Collection entries:
* * * * * * * * *

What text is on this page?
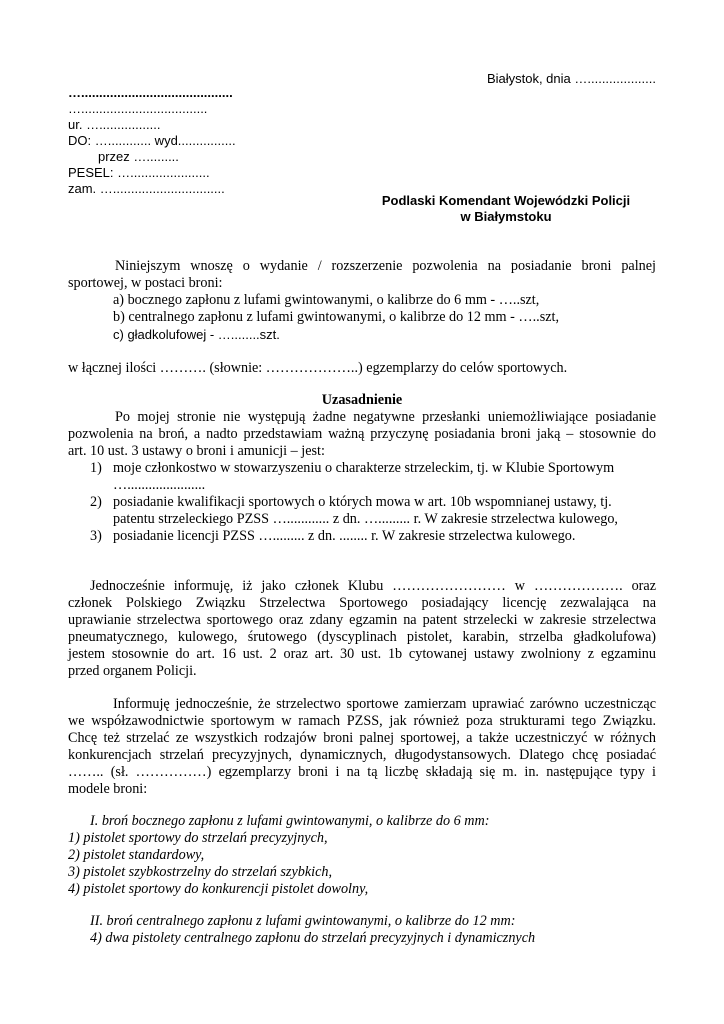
Białystok, dnia …...................

…..........................................

…...................................

ur. ….................

DO: …............ wyd................

przez ….........

PESEL: …......................

zam. …...............................

Podlaski Komendant Wojewódzki Policji

w Białymstoku

Niniejszym wnoszę o wydanie / rozszerzenie pozwolenia na posiadanie broni palnej

sportowej, w postaci broni:

a) bocznego zapłonu z lufami gwintowanymi, o kalibrze do 6 mm - …..szt,

b) centralnego zapłonu z lufami gwintowanymi, o kalibrze do 12 mm - …..szt,

c) gładkolufowej - …........szt.

w łącznej ilości ………. (słownie: ………………..) egzemplarzy do celów sportowych.

Uzasadnienie

Po mojej stronie nie występują żadne negatywne przesłanki uniemożliwiające posiadanie

pozwolenia na broń, a nadto przedstawiam ważną przyczynę posiadania broni jaką – stosownie do

art. 10 ust. 3 ustawy o broni i amunicji – jest:

1) moje członkostwo w stowarzyszeniu o charakterze strzeleckim, tj. w Klubie Sportowym

…......................

2) posiadanie kwalifikacji sportowych o których mowa w art. 10b wspomnianej ustawy, tj.

patentu strzeleckiego PZSS …............ z dn. …......... r. W zakresie strzelectwa kulowego,

3) posiadanie licencji PZSS …......... z dn. ........ r. W zakresie strzelectwa kulowego.

Jednocześnie informuję, iż jako członek Klubu …………………… w ………………. oraz

członek Polskiego Związku Strzelectwa Sportowego posiadający licencję zezwalająca na

uprawianie strzelectwa sportowego oraz zdany egzamin na patent strzelecki w zakresie strzelectwa

pneumatycznego, kulowego, śrutowego (dyscyplinach pistolet, karabin, strzelba gładkolufowa)

jestem stosownie do art. 16 ust. 2 oraz art. 30 ust. 1b cytowanej ustawy zwolniony z egzaminu

przed organem Policji.

Informuję jednocześnie, że strzelectwo sportowe zamierzam uprawiać zarówno uczestnicząc

we współzawodnictwie sportowym w ramach PZSS, jak również poza strukturami tego Związku.

Chcę też strzelać ze wszystkich rodzajów broni palnej sportowej, a także uczestniczyć w różnych

konkurencjach strzelań precyzyjnych, dynamicznych, długodystansowych. Dlatego chcę posiadać

…….. (sł. ……………) egzemplarzy broni i na tą liczbę składają się m. in. następujące typy i

modele broni:

I. broń bocznego zapłonu z lufami gwintowanymi, o kalibrze do 6 mm:

1) pistolet sportowy do strzelań precyzyjnych,

2) pistolet standardowy,

3) pistolet szybkostrzelny do strzelań szybkich,

4) pistolet sportowy do konkurencji pistolet dowolny,

II. broń centralnego zapłonu z lufami gwintowanymi, o kalibrze do 12 mm:

4) dwa pistolety centralnego zapłonu do strzelań precyzyjnych i dynamicznych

* * * * * * * * *

Aim: Print the records above exactly as they stand, but leave out the pictures.

Exercise result:
What text is on this page?
Białystok, dnia …...................

…..........................................

…...................................

ur. ….................

DO: …............ wyd................

przez ….........

PESEL: …......................

zam. …...............................

Podlaski Komendant Wojewódzki Policji

w Białymstoku

Niniejszym wnoszę o wydanie / rozszerzenie pozwolenia na posiadanie broni palnej

sportowej, w postaci broni:

a) bocznego zapłonu z lufami gwintowanymi, o kalibrze do 6 mm - …..szt,

b) centralnego zapłonu z lufami gwintowanymi, o kalibrze do 12 mm - …..szt,

c) gładkolufowej - …........szt.

w łącznej ilości ………. (słownie: ………………..) egzemplarzy do celów sportowych.

Uzasadnienie

Po mojej stronie nie występują żadne negatywne przesłanki uniemożliwiające posiadanie

pozwolenia na broń, a nadto przedstawiam ważną przyczynę posiadania broni jaką – stosownie do

art. 10 ust. 3 ustawy o broni i amunicji – jest:

1) moje członkostwo w stowarzyszeniu o charakterze strzeleckim, tj. w Klubie Sportowym

…......................

2) posiadanie kwalifikacji sportowych o których mowa w art. 10b wspomnianej ustawy, tj.

patentu strzeleckiego PZSS …............ z dn. …......... r. W zakresie strzelectwa kulowego,

3) posiadanie licencji PZSS …......... z dn. ........ r. W zakresie strzelectwa kulowego.

Jednocześnie informuję, iż jako członek Klubu …………………… w ………………. oraz

członek Polskiego Związku Strzelectwa Sportowego posiadający licencję zezwalająca na

uprawianie strzelectwa sportowego oraz zdany egzamin na patent strzelecki w zakresie strzelectwa

pneumatycznego, kulowego, śrutowego (dyscyplinach pistolet, karabin, strzelba gładkolufowa)

jestem stosownie do art. 16 ust. 2 oraz art. 30 ust. 1b cytowanej ustawy zwolniony z egzaminu

przed organem Policji.

Informuję jednocześnie, że strzelectwo sportowe zamierzam uprawiać zarówno uczestnicząc

we współzawodnictwie sportowym w ramach PZSS, jak również poza strukturami tego Związku.

Chcę też strzelać ze wszystkich rodzajów broni palnej sportowej, a także uczestniczyć w różnych

konkurencjach strzelań precyzyjnych, dynamicznych, długodystansowych. Dlatego chcę posiadać

…….. (sł. ……………) egzemplarzy broni i na tą liczbę składają się m. in. następujące typy i

modele broni:

I. broń bocznego zapłonu z lufami gwintowanymi, o kalibrze do 6 mm:

1) pistolet sportowy do strzelań precyzyjnych,

2) pistolet standardowy,

3) pistolet szybkostrzelny do strzelań szybkich,

4) pistolet sportowy do konkurencji pistolet dowolny,

II. broń centralnego zapłonu z lufami gwintowanymi, o kalibrze do 12 mm:

4) dwa pistolety centralnego zapłonu do strzelań precyzyjnych i dynamicznych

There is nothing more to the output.